§ EXERCISE AIM
Transcribe all of the records precisely as they are presented.

****************************************

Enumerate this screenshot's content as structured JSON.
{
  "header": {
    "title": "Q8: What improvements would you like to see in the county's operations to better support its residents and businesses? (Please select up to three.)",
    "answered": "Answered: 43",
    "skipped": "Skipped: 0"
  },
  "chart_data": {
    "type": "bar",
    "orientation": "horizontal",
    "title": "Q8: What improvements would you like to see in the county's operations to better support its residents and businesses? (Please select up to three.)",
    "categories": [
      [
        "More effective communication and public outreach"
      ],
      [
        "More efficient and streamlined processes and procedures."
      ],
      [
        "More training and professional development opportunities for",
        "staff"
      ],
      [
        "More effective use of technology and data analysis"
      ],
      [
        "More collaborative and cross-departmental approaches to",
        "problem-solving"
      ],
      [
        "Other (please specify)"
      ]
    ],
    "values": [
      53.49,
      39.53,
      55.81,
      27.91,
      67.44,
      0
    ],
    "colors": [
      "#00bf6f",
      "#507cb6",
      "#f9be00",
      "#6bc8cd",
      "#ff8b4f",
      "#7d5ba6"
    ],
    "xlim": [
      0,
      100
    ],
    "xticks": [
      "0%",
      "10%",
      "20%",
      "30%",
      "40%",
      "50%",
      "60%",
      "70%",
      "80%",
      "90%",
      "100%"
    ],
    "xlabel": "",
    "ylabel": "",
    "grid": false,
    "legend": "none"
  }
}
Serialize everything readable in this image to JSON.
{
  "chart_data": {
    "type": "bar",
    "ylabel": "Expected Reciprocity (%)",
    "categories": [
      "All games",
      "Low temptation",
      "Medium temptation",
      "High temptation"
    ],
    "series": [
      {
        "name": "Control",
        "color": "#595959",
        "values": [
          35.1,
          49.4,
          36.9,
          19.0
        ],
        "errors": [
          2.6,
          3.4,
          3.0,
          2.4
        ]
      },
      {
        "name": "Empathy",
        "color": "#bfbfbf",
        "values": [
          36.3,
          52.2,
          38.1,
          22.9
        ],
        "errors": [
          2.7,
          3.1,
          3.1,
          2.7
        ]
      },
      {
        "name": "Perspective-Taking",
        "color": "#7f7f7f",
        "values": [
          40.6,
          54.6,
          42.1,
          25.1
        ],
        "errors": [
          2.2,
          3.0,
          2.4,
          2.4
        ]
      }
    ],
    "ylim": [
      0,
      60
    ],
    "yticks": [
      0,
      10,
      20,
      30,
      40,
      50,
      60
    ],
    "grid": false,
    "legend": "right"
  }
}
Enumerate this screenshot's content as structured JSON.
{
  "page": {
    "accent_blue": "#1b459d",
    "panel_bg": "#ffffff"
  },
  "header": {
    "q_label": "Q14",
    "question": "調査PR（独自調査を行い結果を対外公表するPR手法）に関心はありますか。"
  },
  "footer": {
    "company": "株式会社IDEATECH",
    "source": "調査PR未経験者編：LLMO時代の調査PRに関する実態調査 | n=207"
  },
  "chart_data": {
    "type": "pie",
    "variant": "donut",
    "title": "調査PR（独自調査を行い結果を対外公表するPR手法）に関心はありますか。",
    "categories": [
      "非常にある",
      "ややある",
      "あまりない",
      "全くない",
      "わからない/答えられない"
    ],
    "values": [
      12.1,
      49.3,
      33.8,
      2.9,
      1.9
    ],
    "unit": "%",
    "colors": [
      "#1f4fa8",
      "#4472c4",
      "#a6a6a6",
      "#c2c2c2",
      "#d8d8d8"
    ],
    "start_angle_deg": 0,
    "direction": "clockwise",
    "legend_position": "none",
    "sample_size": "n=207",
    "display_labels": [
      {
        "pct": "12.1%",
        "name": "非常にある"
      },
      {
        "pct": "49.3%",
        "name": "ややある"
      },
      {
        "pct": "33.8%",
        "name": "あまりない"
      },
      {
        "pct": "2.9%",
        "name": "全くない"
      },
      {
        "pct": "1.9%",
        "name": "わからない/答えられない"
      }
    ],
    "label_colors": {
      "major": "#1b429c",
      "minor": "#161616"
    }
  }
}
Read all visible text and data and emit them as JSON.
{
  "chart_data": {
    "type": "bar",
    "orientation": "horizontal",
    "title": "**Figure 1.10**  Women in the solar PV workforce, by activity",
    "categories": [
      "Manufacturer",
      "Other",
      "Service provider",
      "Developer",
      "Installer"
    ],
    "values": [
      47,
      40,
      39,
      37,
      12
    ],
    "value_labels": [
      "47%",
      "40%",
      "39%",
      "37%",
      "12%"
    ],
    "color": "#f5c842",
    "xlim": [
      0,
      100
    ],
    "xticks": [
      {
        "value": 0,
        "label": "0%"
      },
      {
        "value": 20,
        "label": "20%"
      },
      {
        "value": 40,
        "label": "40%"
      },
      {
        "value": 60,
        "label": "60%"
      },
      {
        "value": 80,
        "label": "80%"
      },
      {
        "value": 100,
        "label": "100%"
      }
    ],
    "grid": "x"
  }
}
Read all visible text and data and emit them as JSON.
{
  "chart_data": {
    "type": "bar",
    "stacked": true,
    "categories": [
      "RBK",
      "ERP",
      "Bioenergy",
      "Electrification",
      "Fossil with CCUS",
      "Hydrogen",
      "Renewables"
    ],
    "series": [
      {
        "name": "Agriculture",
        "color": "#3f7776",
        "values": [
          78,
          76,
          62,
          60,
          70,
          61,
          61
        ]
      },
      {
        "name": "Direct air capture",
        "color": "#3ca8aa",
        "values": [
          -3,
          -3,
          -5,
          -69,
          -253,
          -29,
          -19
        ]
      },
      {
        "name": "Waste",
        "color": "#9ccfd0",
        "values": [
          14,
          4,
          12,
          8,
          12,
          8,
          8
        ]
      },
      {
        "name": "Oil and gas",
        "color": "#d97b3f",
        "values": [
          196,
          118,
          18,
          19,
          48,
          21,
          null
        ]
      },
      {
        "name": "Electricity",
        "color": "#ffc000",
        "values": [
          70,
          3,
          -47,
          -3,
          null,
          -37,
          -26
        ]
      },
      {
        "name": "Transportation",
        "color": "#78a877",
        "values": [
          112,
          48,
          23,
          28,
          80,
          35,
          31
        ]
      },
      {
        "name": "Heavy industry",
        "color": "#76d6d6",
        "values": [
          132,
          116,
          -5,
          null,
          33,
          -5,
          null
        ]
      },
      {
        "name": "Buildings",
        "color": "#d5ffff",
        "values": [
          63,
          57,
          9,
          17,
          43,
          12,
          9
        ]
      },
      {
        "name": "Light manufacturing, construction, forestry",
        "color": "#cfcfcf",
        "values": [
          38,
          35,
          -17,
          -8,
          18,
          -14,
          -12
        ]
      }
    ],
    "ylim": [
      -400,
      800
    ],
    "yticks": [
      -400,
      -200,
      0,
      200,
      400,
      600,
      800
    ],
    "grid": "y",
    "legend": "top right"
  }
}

****************************************

§ SOLUTION TO THE PROBLEM
Enumerate this screenshot's content as structured JSON.
{
  "header": {
    "title": "Q8: What improvements would you like to see in the county's operations to better support its residents and businesses? (Please select up to three.)",
    "answered": "Answered: 43",
    "skipped": "Skipped: 0"
  },
  "chart_data": {
    "type": "bar",
    "orientation": "horizontal",
    "title": "Q8: What improvements would you like to see in the county's operations to better support its residents and businesses? (Please select up to three.)",
    "categories": [
      [
        "More effective communication and public outreach"
      ],
      [
        "More efficient and streamlined processes and procedures."
      ],
      [
        "More training and professional development opportunities for",
        "staff"
      ],
      [
        "More effective use of technology and data analysis"
      ],
      [
        "More collaborative and cross-departmental approaches to",
        "problem-solving"
      ],
      [
        "Other (please specify)"
      ]
    ],
    "values": [
      53.49,
      39.53,
      55.81,
      27.91,
      67.44,
      0
    ],
    "colors": [
      "#00bf6f",
      "#507cb6",
      "#f9be00",
      "#6bc8cd",
      "#ff8b4f",
      "#7d5ba6"
    ],
    "xlim": [
      0,
      100
    ],
    "xticks": [
      "0%",
      "10%",
      "20%",
      "30%",
      "40%",
      "50%",
      "60%",
      "70%",
      "80%",
      "90%",
      "100%"
    ],
    "xlabel": "",
    "ylabel": "",
    "grid": false,
    "legend": "none"
  }
}
Serialize everything readable in this image to JSON.
{
  "chart_data": {
    "type": "bar",
    "ylabel": "Expected Reciprocity (%)",
    "categories": [
      "All games",
      "Low temptation",
      "Medium temptation",
      "High temptation"
    ],
    "series": [
      {
        "name": "Control",
        "color": "#595959",
        "values": [
          35.1,
          49.4,
          36.9,
          19.0
        ],
        "errors": [
          2.6,
          3.4,
          3.0,
          2.4
        ]
      },
      {
        "name": "Empathy",
        "color": "#bfbfbf",
        "values": [
          36.3,
          52.2,
          38.1,
          22.9
        ],
        "errors": [
          2.7,
          3.1,
          3.1,
          2.7
        ]
      },
      {
        "name": "Perspective-Taking",
        "color": "#7f7f7f",
        "values": [
          40.6,
          54.6,
          42.1,
          25.1
        ],
        "errors": [
          2.2,
          3.0,
          2.4,
          2.4
        ]
      }
    ],
    "ylim": [
      0,
      60
    ],
    "yticks": [
      0,
      10,
      20,
      30,
      40,
      50,
      60
    ],
    "grid": false,
    "legend": "right"
  }
}
Enumerate this screenshot's content as structured JSON.
{
  "page": {
    "accent_blue": "#1b459d",
    "panel_bg": "#ffffff"
  },
  "header": {
    "q_label": "Q14",
    "question": "調査PR（独自調査を行い結果を対外公表するPR手法）に関心はありますか。"
  },
  "footer": {
    "company": "株式会社IDEATECH",
    "source": "調査PR未経験者編：LLMO時代の調査PRに関する実態調査 | n=207"
  },
  "chart_data": {
    "type": "pie",
    "variant": "donut",
    "title": "調査PR（独自調査を行い結果を対外公表するPR手法）に関心はありますか。",
    "categories": [
      "非常にある",
      "ややある",
      "あまりない",
      "全くない",
      "わからない/答えられない"
    ],
    "values": [
      12.1,
      49.3,
      33.8,
      2.9,
      1.9
    ],
    "unit": "%",
    "colors": [
      "#1f4fa8",
      "#4472c4",
      "#a6a6a6",
      "#c2c2c2",
      "#d8d8d8"
    ],
    "start_angle_deg": 0,
    "direction": "clockwise",
    "legend_position": "none",
    "sample_size": "n=207",
    "display_labels": [
      {
        "pct": "12.1%",
        "name": "非常にある"
      },
      {
        "pct": "49.3%",
        "name": "ややある"
      },
      {
        "pct": "33.8%",
        "name": "あまりない"
      },
      {
        "pct": "2.9%",
        "name": "全くない"
      },
      {
        "pct": "1.9%",
        "name": "わからない/答えられない"
      }
    ],
    "label_colors": {
      "major": "#1b429c",
      "minor": "#161616"
    }
  }
}
Read all visible text and data and emit them as JSON.
{
  "chart_data": {
    "type": "bar",
    "orientation": "horizontal",
    "title": "**Figure 1.10**  Women in the solar PV workforce, by activity",
    "categories": [
      "Manufacturer",
      "Other",
      "Service provider",
      "Developer",
      "Installer"
    ],
    "values": [
      47,
      40,
      39,
      37,
      12
    ],
    "value_labels": [
      "47%",
      "40%",
      "39%",
      "37%",
      "12%"
    ],
    "color": "#f5c842",
    "xlim": [
      0,
      100
    ],
    "xticks": [
      {
        "value": 0,
        "label": "0%"
      },
      {
        "value": 20,
        "label": "20%"
      },
      {
        "value": 40,
        "label": "40%"
      },
      {
        "value": 60,
        "label": "60%"
      },
      {
        "value": 80,
        "label": "80%"
      },
      {
        "value": 100,
        "label": "100%"
      }
    ],
    "grid": "x"
  }
}
Read all visible text and data and emit them as JSON.
{
  "chart_data": {
    "type": "bar",
    "stacked": true,
    "categories": [
      "RBK",
      "ERP",
      "Bioenergy",
      "Electrification",
      "Fossil with CCUS",
      "Hydrogen",
      "Renewables"
    ],
    "series": [
      {
        "name": "Agriculture",
        "color": "#3f7776",
        "values": [
          78,
          76,
          62,
          60,
          70,
          61,
          61
        ]
      },
      {
        "name": "Direct air capture",
        "color": "#3ca8aa",
        "values": [
          -3,
          -3,
          -5,
          -69,
          -253,
          -29,
          -19
        ]
      },
      {
        "name": "Waste",
        "color": "#9ccfd0",
        "values": [
          14,
          4,
          12,
          8,
          12,
          8,
          8
        ]
      },
      {
        "name": "Oil and gas",
        "color": "#d97b3f",
        "values": [
          196,
          118,
          18,
          19,
          48,
          21,
          null
        ]
      },
      {
        "name": "Electricity",
        "color": "#ffc000",
        "values": [
          70,
          3,
          -47,
          -3,
          null,
          -37,
          -26
        ]
      },
      {
        "name": "Transportation",
        "color": "#78a877",
        "values": [
          112,
          48,
          23,
          28,
          80,
          35,
          31
        ]
      },
      {
        "name": "Heavy industry",
        "color": "#76d6d6",
        "values": [
          132,
          116,
          -5,
          null,
          33,
          -5,
          null
        ]
      },
      {
        "name": "Buildings",
        "color": "#d5ffff",
        "values": [
          63,
          57,
          9,
          17,
          43,
          12,
          9
        ]
      },
      {
        "name": "Light manufacturing, construction, forestry",
        "color": "#cfcfcf",
        "values": [
          38,
          35,
          -17,
          -8,
          18,
          -14,
          -12
        ]
      }
    ],
    "ylim": [
      -400,
      800
    ],
    "yticks": [
      -400,
      -200,
      0,
      200,
      400,
      600,
      800
    ],
    "grid": "y",
    "legend": "top right"
  }
}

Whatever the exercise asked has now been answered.